=== Extracted records ===

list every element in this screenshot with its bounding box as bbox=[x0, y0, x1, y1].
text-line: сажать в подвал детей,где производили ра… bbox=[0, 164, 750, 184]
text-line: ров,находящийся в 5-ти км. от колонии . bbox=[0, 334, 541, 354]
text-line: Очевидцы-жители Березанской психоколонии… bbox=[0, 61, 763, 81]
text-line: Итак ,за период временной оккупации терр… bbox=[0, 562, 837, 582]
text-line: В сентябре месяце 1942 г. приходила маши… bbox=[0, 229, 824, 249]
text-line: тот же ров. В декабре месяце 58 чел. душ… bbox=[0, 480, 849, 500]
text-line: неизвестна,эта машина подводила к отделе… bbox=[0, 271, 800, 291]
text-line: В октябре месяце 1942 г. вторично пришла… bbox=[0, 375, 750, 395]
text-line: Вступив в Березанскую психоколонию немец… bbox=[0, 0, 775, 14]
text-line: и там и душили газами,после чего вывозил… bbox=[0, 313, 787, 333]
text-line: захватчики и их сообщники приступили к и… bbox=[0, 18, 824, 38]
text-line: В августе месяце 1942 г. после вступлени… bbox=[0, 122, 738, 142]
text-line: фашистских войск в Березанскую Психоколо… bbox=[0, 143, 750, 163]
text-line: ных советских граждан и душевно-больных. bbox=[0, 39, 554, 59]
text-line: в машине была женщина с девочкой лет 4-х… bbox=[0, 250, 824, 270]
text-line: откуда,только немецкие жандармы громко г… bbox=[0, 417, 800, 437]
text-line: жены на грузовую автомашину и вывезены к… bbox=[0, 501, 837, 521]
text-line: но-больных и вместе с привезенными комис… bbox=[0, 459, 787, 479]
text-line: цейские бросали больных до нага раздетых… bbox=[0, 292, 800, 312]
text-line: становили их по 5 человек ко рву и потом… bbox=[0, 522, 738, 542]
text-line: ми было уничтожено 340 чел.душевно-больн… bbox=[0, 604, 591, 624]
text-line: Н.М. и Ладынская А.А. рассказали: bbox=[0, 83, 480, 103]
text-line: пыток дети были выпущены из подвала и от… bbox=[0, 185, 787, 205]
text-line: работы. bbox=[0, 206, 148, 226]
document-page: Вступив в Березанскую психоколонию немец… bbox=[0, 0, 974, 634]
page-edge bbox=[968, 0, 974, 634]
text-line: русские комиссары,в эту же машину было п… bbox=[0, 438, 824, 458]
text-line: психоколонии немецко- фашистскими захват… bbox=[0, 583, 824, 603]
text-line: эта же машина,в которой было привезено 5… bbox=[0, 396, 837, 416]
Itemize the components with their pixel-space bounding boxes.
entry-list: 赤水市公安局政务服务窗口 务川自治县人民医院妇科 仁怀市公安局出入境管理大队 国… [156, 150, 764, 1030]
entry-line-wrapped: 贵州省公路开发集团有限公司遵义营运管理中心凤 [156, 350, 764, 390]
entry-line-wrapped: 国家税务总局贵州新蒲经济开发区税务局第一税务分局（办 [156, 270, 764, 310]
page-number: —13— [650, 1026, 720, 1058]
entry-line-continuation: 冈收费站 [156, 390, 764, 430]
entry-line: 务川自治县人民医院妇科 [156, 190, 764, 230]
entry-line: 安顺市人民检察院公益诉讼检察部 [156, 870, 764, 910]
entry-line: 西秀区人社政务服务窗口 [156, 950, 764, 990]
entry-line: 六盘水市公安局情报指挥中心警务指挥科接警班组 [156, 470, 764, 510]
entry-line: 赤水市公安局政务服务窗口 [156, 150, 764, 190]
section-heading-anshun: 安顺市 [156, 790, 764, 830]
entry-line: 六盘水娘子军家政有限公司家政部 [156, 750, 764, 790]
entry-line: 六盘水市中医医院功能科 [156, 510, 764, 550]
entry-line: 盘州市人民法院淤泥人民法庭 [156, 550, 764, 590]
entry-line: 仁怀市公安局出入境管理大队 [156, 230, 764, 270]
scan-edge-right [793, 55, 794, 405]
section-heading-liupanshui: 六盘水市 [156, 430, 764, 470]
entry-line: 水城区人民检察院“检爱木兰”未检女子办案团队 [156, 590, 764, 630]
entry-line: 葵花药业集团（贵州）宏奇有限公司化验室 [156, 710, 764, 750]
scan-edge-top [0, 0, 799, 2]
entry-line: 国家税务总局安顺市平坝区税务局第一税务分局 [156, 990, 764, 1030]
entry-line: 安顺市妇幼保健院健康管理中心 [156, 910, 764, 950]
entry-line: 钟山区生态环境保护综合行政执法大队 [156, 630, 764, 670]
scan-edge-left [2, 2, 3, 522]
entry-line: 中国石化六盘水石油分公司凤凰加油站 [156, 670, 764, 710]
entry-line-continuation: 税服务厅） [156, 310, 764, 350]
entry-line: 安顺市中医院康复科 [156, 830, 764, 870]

===

■ Directions: Arrange every line of the entries above as one numbered list, leaving out any blank lines.

■ Solution for this exercise:
1. list every element in this screenshot with its bounding box as bbox=[x0, y0, x1, y1].
2. text-line: сажать в подвал детей,где производили ра… bbox=[0, 164, 750, 184]
3. text-line: ров,находящийся в 5-ти км. от колонии . bbox=[0, 334, 541, 354]
4. text-line: Очевидцы-жители Березанской психоколонии… bbox=[0, 61, 763, 81]
5. text-line: Итак ,за период временной оккупации терр… bbox=[0, 562, 837, 582]
6. text-line: В сентябре месяце 1942 г. приходила маши… bbox=[0, 229, 824, 249]
7. text-line: тот же ров. В декабре месяце 58 чел. душ… bbox=[0, 480, 849, 500]
8. text-line: неизвестна,эта машина подводила к отделе… bbox=[0, 271, 800, 291]
9. text-line: В октябре месяце 1942 г. вторично пришла… bbox=[0, 375, 750, 395]
10. text-line: Вступив в Березанскую психоколонию немец… bbox=[0, 0, 775, 14]
11. text-line: и там и душили газами,после чего вывозил… bbox=[0, 313, 787, 333]
12. text-line: захватчики и их сообщники приступили к и… bbox=[0, 18, 824, 38]
13. text-line: В августе месяце 1942 г. после вступлени… bbox=[0, 122, 738, 142]
14. text-line: фашистских войск в Березанскую Психоколо… bbox=[0, 143, 750, 163]
15. text-line: ных советских граждан и душевно-больных. bbox=[0, 39, 554, 59]
16. text-line: в машине была женщина с девочкой лет 4-х… bbox=[0, 250, 824, 270]
17. text-line: откуда,только немецкие жандармы громко г… bbox=[0, 417, 800, 437]
18. text-line: жены на грузовую автомашину и вывезены к… bbox=[0, 501, 837, 521]
19. text-line: но-больных и вместе с привезенными комис… bbox=[0, 459, 787, 479]
20. text-line: цейские бросали больных до нага раздетых… bbox=[0, 292, 800, 312]
21. text-line: становили их по 5 человек ко рву и потом… bbox=[0, 522, 738, 542]
22. text-line: ми было уничтожено 340 чел.душевно-больн… bbox=[0, 604, 591, 624]
23. text-line: Н.М. и Ладынская А.А. рассказали: bbox=[0, 83, 480, 103]
24. text-line: пыток дети были выпущены из подвала и от… bbox=[0, 185, 787, 205]
25. text-line: работы. bbox=[0, 206, 148, 226]
26. document-page: Вступив в Березанскую психоколонию немец… bbox=[0, 0, 974, 634]
27. page-edge bbox=[968, 0, 974, 634]
28. text-line: русские комиссары,в эту же машину было п… bbox=[0, 438, 824, 458]
29. text-line: психоколонии немецко- фашистскими захват… bbox=[0, 583, 824, 603]
30. text-line: эта же машина,в которой было привезено 5… bbox=[0, 396, 837, 416]
31. Itemize the components with their pixel-space bounding boxes.
32. entry-list: 赤水市公安局政务服务窗口 务川自治县人民医院妇科 仁怀市公安局出入境管理大队 国… [156, 150, 764, 1030]
33. entry-line-wrapped: 贵州省公路开发集团有限公司遵义营运管理中心凤 [156, 350, 764, 390]
34. entry-line-wrapped: 国家税务总局贵州新蒲经济开发区税务局第一税务分局（办 [156, 270, 764, 310]
35. page-number: —13— [650, 1026, 720, 1058]
36. entry-line-continuation: 冈收费站 [156, 390, 764, 430]
37. entry-line: 务川自治县人民医院妇科 [156, 190, 764, 230]
38. entry-line: 安顺市人民检察院公益诉讼检察部 [156, 870, 764, 910]
39. entry-line: 西秀区人社政务服务窗口 [156, 950, 764, 990]
40. entry-line: 六盘水市公安局情报指挥中心警务指挥科接警班组 [156, 470, 764, 510]
41. entry-line: 赤水市公安局政务服务窗口 [156, 150, 764, 190]
42. section-heading-anshun: 安顺市 [156, 790, 764, 830]
43. entry-line: 六盘水娘子军家政有限公司家政部 [156, 750, 764, 790]
44. entry-line: 六盘水市中医医院功能科 [156, 510, 764, 550]
45. entry-line: 盘州市人民法院淤泥人民法庭 [156, 550, 764, 590]
46. entry-line: 仁怀市公安局出入境管理大队 [156, 230, 764, 270]
47. scan-edge-right [793, 55, 794, 405]
48. section-heading-liupanshui: 六盘水市 [156, 430, 764, 470]
49. entry-line: 水城区人民检察院“检爱木兰”未检女子办案团队 [156, 590, 764, 630]
50. entry-line: 葵花药业集团（贵州）宏奇有限公司化验室 [156, 710, 764, 750]
51. scan-edge-top [0, 0, 799, 2]
52. entry-line: 国家税务总局安顺市平坝区税务局第一税务分局 [156, 990, 764, 1030]
53. entry-line: 安顺市妇幼保健院健康管理中心 [156, 910, 764, 950]
54. entry-line: 钟山区生态环境保护综合行政执法大队 [156, 630, 764, 670]
55. scan-edge-left [2, 2, 3, 522]
56. entry-line: 中国石化六盘水石油分公司凤凰加油站 [156, 670, 764, 710]
57. entry-line-continuation: 税服务厅） [156, 310, 764, 350]
58. entry-line: 安顺市中医院康复科 [156, 830, 764, 870]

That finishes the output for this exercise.